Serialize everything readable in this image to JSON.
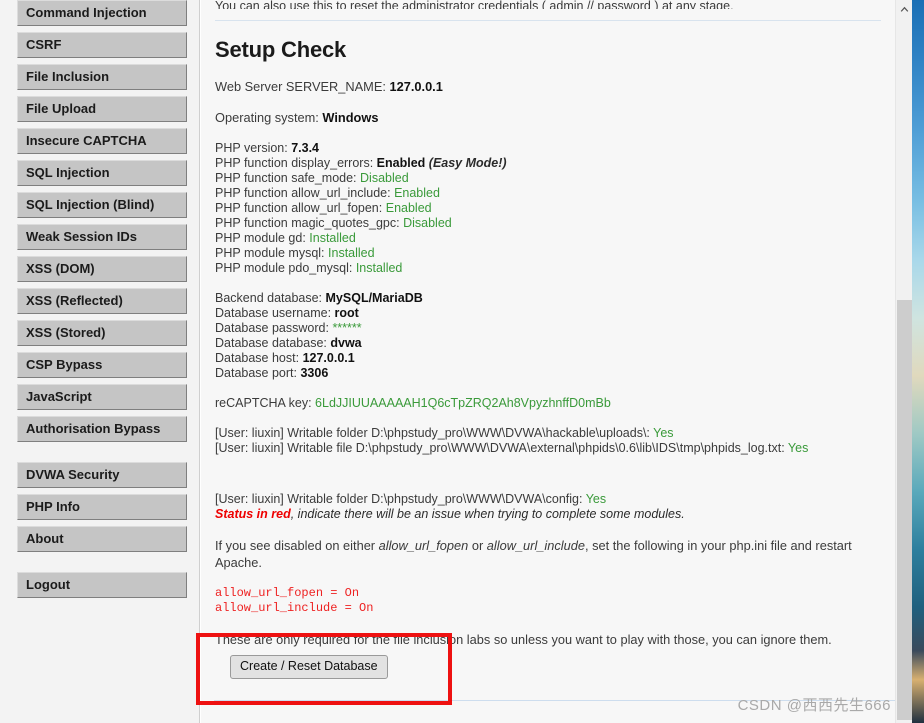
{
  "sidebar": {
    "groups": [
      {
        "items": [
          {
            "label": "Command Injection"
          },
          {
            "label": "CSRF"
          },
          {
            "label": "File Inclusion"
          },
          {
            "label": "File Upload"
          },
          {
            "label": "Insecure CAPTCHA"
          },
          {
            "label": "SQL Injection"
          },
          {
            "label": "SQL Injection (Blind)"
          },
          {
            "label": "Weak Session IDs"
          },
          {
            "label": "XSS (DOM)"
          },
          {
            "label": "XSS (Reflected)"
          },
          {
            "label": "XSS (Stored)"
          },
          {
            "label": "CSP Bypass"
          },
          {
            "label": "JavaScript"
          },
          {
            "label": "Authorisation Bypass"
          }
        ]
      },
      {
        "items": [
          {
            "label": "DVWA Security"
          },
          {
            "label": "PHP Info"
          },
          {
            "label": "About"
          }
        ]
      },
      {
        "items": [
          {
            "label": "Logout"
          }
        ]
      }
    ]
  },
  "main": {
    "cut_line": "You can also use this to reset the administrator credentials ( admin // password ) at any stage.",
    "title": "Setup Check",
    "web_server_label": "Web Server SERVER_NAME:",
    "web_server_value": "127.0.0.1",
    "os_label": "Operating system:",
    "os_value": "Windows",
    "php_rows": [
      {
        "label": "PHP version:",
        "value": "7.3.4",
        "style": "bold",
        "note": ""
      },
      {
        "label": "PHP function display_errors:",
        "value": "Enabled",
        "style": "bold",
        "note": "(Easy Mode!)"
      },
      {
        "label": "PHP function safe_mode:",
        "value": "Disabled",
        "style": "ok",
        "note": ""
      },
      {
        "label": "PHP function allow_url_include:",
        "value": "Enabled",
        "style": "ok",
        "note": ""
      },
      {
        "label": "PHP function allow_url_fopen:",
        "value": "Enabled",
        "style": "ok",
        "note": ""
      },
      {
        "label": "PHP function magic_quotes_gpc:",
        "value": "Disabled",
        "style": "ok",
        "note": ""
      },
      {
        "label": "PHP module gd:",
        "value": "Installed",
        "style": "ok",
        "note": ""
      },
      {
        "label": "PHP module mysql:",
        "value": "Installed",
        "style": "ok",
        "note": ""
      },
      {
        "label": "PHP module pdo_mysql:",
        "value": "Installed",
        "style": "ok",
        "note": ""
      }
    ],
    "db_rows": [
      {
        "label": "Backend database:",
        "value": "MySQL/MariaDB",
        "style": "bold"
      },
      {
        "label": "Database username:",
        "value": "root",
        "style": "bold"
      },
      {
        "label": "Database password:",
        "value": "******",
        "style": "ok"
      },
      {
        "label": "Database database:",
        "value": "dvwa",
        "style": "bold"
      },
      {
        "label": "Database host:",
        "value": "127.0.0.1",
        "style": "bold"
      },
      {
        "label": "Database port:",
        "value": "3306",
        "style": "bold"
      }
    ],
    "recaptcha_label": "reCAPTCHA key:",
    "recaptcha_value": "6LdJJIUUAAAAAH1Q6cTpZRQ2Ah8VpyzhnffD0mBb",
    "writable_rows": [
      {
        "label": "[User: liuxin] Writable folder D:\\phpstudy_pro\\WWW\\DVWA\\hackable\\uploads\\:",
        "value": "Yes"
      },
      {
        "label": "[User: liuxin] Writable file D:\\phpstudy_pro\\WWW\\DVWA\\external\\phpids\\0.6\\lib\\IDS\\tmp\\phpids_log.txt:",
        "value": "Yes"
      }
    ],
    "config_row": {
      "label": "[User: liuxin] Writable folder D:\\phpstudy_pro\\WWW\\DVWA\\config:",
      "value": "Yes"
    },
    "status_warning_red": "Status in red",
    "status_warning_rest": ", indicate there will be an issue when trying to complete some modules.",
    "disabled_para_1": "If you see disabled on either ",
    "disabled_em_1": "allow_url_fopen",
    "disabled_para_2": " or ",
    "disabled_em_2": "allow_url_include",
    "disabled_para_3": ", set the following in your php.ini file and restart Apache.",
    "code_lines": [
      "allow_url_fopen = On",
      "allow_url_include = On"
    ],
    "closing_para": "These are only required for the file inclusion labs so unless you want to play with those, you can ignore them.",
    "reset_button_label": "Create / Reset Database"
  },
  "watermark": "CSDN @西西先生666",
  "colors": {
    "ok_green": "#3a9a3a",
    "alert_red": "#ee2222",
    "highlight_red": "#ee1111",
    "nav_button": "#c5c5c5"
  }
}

----

[SET TASK] Only the number is wanted: how many lines of the material contain the word "function"?

[WRITTEN ANSWER] 5